- Extract
The droplets will fall as before into the vessel beneath without dropping towards the stern, although while the drops are in the air the ship runs many spans. The fish in the water will swim towards the front of their bowl with no more effort than toward the back, and will go with equal ease to bait placed anywhere around the edges of the bowl. Finally the butterflies and flies will continue their flights indifferently toward every side, nor will it ever happen that they are concentrated toward the stern, as if tired out from keeping up with the course of the ship, from which they will have been separated during long intervals by keeping themselves in the air....
SAGREDUS: Although it did not occur to me to put these observations to the test when I was voyaging, I am sure that they would take place in the way you describe. Indeed, I remember having often found myself in my cabin wondering whether the ship was moving or standing still; and sometimes at a whim, I have supposed it going one way when its motion was the opposite....
But what, we might wonder, are Salvatius' little fish supposed to prove?

- Data for processing
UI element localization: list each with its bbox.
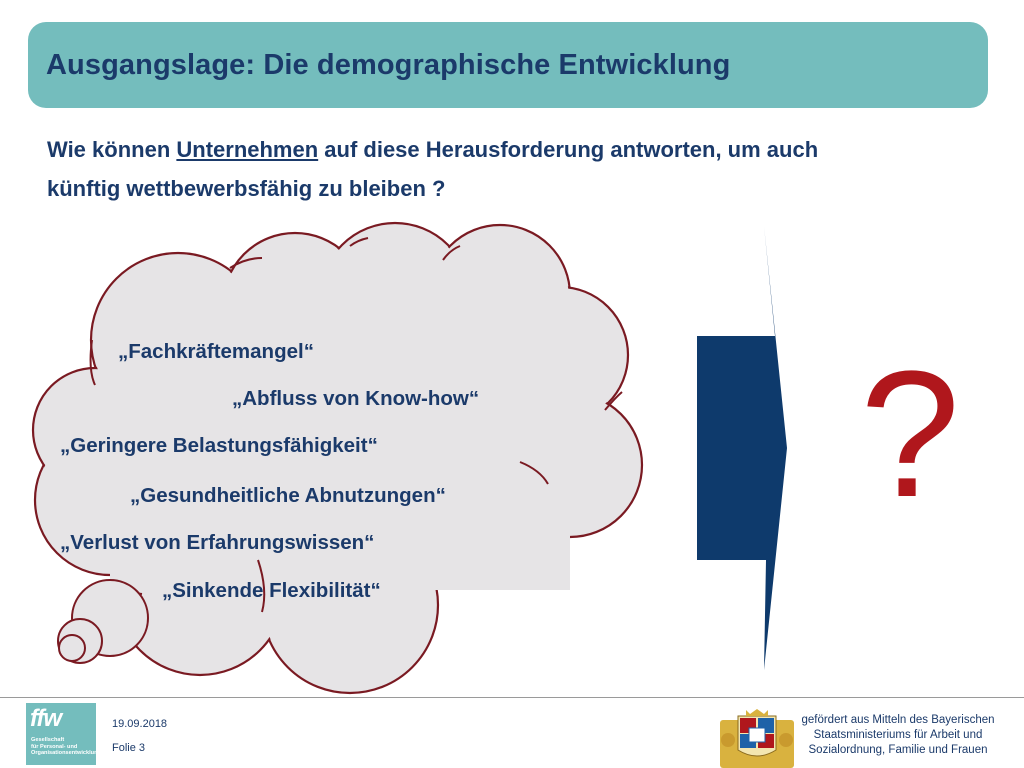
- cloud-tail-bubbles: [58, 580, 148, 663]
- funding-note: [800, 713, 996, 758]
- cloud-item-4: „Gesundheitliche Abnutzungen“: [130, 484, 446, 507]
- funding-line: Sozialordnung, Familie und Frauen: [808, 744, 988, 756]
- footer-divider: [0, 697, 1024, 698]
- question-line-2: künftig wettbewerbsfähig zu bleiben ?: [47, 176, 446, 201]
- cloud-item-3: „Geringere Belastungsfähigkeit“: [60, 434, 378, 457]
- question-part-1: Wie können: [47, 137, 177, 162]
- footer-slide-number: Folie 3: [112, 742, 146, 754]
- question-mark: ?: [860, 334, 961, 535]
- question-part-2: auf diese Herausforderung antworten, um auch: [318, 137, 819, 162]
- funding-line: Staatsministeriums für Arbeit und: [813, 729, 983, 741]
- footer-date: 19.09.2018: [112, 718, 168, 730]
- cloud-item-5: „Verlust von Erfahrungswissen“: [60, 531, 375, 554]
- funding-line: gefördert aus Mitteln des Bayerischen: [801, 714, 995, 726]
- question-underlined-word: Unternehmen: [176, 137, 319, 162]
- chevron-arrow-icon: [697, 226, 787, 670]
- cloud-item-1: „Fachkräftemangel“: [118, 340, 314, 363]
- ffw-logo-word: ffw: [30, 705, 62, 732]
- ffw-logo: [26, 703, 101, 765]
- ffw-subtitle-line: Gesellschaft: [31, 737, 65, 743]
- ffw-subtitle-line: Organisationsentwicklung: [31, 750, 101, 757]
- bavarian-coat-of-arms-icon: [720, 709, 794, 768]
- cloud-item-6: „Sinkende Flexibilität“: [162, 579, 381, 602]
- slide-title: Ausgangslage: Die demographische Entwicklung: [46, 48, 731, 81]
- ffw-subtitle-line: für Personal- und: [31, 743, 78, 750]
- cloud-item-2: „Abfluss von Know-how“: [232, 387, 480, 410]
- ffw-logo-subtitle: [31, 737, 101, 757]
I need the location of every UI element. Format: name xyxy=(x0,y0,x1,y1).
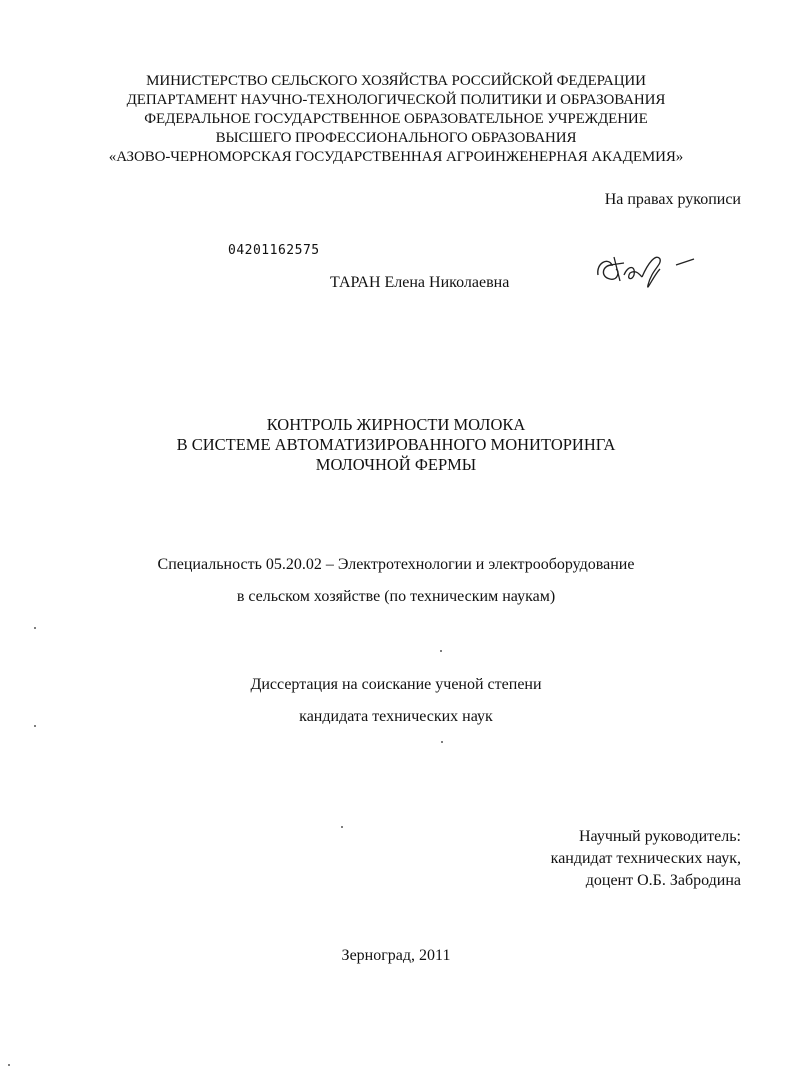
author-name: ТАРАН Елена Николаевна xyxy=(330,274,510,291)
header-line: МИНИСТЕРСТВО СЕЛЬСКОГО ХОЗЯЙСТВА РОССИЙСКОЙ ФЕДЕРАЦИИ xyxy=(146,73,646,89)
title-line: В СИСТЕМЕ АВТОМАТИЗИРОВАННОГО МОНИТОРИНГА xyxy=(176,435,616,454)
degree-line: кандидата технических наук xyxy=(299,708,493,725)
specialty-line: в сельском хозяйстве (по техническим наукам) xyxy=(236,588,556,605)
degree-block xyxy=(0,669,792,733)
supervisor-block xyxy=(460,826,741,892)
header-line: ДЕПАРТАМЕНТ НАУЧНО-ТЕХНОЛОГИЧЕСКОЙ ПОЛИТИКИ И ОБРАЗОВАНИЯ xyxy=(126,92,666,108)
dissertation-title xyxy=(0,415,792,475)
ministry-header xyxy=(0,72,792,167)
handwritten-signature xyxy=(590,235,710,295)
header-line: ФЕДЕРАЛЬНОЕ ГОСУДАРСТВЕННОЕ ОБРАЗОВАТЕЛЬНОЕ УЧРЕЖДЕНИЕ xyxy=(144,111,648,127)
supervisor-line: доцент О.Б. Забродина xyxy=(585,872,741,889)
header-line: ВЫСШЕГО ПРОФЕССИОНАЛЬНОГО ОБРАЗОВАНИЯ xyxy=(215,130,577,146)
supervisor-line: Научный руководитель: xyxy=(578,828,741,845)
title-line: МОЛОЧНОЙ ФЕРМЫ xyxy=(315,455,477,474)
scan-speck xyxy=(34,725,36,727)
city-year xyxy=(0,946,792,965)
scan-speck xyxy=(440,650,442,652)
scan-speck xyxy=(8,1064,10,1066)
specialty-block xyxy=(0,549,792,613)
supervisor-line: кандидат технических наук, xyxy=(550,850,741,867)
scan-speck xyxy=(441,741,443,743)
header-line: «АЗОВО-ЧЕРНОМОРСКАЯ ГОСУДАРСТВЕННАЯ АГРОИНЖЕНЕРНАЯ АКАДЕМИЯ» xyxy=(108,149,684,165)
title-line: КОНТРОЛЬ ЖИРНОСТИ МОЛОКА xyxy=(266,415,526,434)
degree-line: Диссертация на соискание ученой степени xyxy=(250,676,542,693)
document-code: 04201162575 xyxy=(228,243,320,258)
rights-note: На правах рукописи xyxy=(604,191,741,208)
scan-speck xyxy=(341,826,343,828)
city-year-text: Зерноград, 2011 xyxy=(341,947,451,964)
scan-speck xyxy=(34,627,36,629)
specialty-line: Специальность 05.20.02 – Электротехнологии и электрооборудование xyxy=(157,556,635,573)
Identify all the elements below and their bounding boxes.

- Problem A
In the dialogue excerpt, what does Sagredus remember often wondering while in his cabin?
- Problem B
Quote the rows verbatim, starting at the row containing "- cloud-tail-bubbles: [58, 580, 148, 663]" and ending at the row containing "- chevron-arrow-icon: [697, 226, 787, 670]", both included.

- Right answer A
Whether the ship was moving or standing still.

- Right answer B
- cloud-tail-bubbles: [58, 580, 148, 663]
- funding-note: [800, 713, 996, 758]
- cloud-item-4: „Gesundheitliche Abnutzungen“: [130, 484, 446, 507]
- funding-line: Sozialordnung, Familie und Frauen: [808, 744, 988, 756]
- footer-divider: [0, 697, 1024, 698]
- question-line-2: künftig wettbewerbsfähig zu bleiben ?: [47, 176, 446, 201]
- cloud-item-3: „Geringere Belastungsfähigkeit“: [60, 434, 378, 457]
- question-part-1: Wie können: [47, 137, 177, 162]
- footer-slide-number: Folie 3: [112, 742, 146, 754]
- question-mark: ?: [860, 334, 961, 535]
- question-part-2: auf diese Herausforderung antworten, um auch: [318, 137, 819, 162]
- funding-line: Staatsministeriums für Arbeit und: [813, 729, 983, 741]
- footer-date: 19.09.2018: [112, 718, 168, 730]
- cloud-item-5: „Verlust von Erfahrungswissen“: [60, 531, 375, 554]
- funding-line: gefördert aus Mitteln des Bayerischen: [801, 714, 995, 726]
- question-underlined-word: Unternehmen: [176, 137, 319, 162]
- chevron-arrow-icon: [697, 226, 787, 670]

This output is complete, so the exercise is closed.